**Stated exercise**:
Keep only those lines of the records that include the string "xlabel".

(Stored data entries)
---*---
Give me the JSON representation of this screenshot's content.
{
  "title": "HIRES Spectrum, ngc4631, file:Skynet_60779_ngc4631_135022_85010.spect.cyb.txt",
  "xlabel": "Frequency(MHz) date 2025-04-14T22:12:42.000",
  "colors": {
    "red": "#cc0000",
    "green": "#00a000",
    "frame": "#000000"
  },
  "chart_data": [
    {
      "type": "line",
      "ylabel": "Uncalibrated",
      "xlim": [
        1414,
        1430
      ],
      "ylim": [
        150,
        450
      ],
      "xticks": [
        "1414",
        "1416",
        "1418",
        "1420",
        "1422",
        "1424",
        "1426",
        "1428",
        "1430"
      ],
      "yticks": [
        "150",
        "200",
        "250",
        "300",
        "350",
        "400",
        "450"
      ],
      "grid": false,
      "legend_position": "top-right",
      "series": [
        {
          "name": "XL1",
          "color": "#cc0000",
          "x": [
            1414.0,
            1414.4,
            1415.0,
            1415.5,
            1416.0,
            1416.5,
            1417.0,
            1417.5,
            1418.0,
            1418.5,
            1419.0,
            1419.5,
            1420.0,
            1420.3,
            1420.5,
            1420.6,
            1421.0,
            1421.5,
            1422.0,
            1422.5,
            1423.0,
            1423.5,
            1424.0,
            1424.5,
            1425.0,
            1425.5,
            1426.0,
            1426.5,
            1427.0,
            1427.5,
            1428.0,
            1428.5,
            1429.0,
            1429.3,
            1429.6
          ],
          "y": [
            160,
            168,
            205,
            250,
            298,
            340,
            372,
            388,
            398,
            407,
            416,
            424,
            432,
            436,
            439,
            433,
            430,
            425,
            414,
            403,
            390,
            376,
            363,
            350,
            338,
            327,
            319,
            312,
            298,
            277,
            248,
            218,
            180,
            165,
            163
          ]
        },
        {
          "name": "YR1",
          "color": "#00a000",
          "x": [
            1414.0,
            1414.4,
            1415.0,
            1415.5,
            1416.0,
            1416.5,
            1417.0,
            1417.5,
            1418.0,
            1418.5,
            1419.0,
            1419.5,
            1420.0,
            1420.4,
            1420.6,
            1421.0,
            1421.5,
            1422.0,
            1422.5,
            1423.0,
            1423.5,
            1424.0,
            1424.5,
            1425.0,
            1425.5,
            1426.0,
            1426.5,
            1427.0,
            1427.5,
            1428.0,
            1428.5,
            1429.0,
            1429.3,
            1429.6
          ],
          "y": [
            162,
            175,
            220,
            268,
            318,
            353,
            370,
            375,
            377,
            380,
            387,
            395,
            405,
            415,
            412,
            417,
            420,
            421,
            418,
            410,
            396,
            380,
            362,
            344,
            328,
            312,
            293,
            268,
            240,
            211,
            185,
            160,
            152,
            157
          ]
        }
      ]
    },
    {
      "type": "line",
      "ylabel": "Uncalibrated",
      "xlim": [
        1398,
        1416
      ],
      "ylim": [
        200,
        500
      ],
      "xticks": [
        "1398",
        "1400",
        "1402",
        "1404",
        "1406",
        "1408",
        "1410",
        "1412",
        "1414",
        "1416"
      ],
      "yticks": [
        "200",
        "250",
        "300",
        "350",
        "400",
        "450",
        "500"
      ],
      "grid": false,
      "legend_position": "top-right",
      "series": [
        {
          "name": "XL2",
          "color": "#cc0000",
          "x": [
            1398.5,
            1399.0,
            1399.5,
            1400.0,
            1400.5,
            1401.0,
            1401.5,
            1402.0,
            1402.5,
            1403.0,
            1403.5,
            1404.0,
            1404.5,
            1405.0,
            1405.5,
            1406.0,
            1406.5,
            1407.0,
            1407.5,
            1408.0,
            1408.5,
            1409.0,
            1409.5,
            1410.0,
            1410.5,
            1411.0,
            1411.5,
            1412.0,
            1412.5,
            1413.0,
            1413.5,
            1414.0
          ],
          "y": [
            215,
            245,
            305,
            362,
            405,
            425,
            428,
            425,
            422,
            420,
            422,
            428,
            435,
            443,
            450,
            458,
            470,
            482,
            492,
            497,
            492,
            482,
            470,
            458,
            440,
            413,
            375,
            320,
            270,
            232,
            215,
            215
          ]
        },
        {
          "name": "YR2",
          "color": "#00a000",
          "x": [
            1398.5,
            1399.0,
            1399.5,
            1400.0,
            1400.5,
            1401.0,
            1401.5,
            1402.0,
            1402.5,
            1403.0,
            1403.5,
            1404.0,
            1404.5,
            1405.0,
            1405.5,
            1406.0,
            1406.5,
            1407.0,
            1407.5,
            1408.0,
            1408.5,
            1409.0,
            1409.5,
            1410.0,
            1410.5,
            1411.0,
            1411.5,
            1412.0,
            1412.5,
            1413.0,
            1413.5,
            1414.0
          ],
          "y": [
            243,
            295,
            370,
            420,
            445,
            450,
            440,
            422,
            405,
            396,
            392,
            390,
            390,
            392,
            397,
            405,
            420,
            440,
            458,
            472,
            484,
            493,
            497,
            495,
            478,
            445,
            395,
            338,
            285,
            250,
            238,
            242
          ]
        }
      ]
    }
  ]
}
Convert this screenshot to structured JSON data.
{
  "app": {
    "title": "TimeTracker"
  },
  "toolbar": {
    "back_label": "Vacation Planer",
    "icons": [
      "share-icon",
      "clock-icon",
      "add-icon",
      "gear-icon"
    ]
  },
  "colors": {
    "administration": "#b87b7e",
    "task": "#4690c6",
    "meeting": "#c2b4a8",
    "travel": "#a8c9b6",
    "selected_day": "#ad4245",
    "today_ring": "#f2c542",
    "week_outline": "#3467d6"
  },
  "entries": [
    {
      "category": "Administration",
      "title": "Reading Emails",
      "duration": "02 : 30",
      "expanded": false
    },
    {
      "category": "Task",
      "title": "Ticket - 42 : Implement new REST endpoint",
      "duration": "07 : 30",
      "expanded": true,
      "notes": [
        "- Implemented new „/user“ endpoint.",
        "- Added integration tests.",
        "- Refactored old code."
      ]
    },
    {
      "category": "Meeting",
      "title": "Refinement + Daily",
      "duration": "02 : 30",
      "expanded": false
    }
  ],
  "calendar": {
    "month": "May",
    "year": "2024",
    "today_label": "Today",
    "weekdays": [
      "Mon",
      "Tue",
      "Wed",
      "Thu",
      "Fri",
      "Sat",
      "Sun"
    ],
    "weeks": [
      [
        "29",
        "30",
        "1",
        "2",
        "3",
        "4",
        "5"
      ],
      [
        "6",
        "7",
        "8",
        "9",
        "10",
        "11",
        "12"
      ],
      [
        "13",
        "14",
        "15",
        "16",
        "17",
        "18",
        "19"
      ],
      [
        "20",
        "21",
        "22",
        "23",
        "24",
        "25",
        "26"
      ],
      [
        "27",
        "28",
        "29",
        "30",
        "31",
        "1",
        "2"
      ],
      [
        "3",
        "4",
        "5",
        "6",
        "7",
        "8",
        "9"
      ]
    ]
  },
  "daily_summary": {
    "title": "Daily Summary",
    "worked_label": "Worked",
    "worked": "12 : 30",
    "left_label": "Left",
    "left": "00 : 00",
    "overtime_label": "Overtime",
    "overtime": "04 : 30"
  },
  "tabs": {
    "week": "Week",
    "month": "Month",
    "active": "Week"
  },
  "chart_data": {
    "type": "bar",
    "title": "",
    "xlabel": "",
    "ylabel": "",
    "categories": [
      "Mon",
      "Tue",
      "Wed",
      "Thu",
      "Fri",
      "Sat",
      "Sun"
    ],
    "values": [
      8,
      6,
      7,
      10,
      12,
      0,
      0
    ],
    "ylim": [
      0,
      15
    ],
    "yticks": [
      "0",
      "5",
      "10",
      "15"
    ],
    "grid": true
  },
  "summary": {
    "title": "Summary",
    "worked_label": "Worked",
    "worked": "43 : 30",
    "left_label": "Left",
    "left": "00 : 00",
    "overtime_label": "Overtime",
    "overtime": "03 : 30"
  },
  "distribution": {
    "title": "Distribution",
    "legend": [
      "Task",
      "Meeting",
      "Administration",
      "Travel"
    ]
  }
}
---*---
**Written reply**:
  "xlabel": "Frequency(MHz) date 2025-04-14T22:12:42.000",
    "xlabel": "",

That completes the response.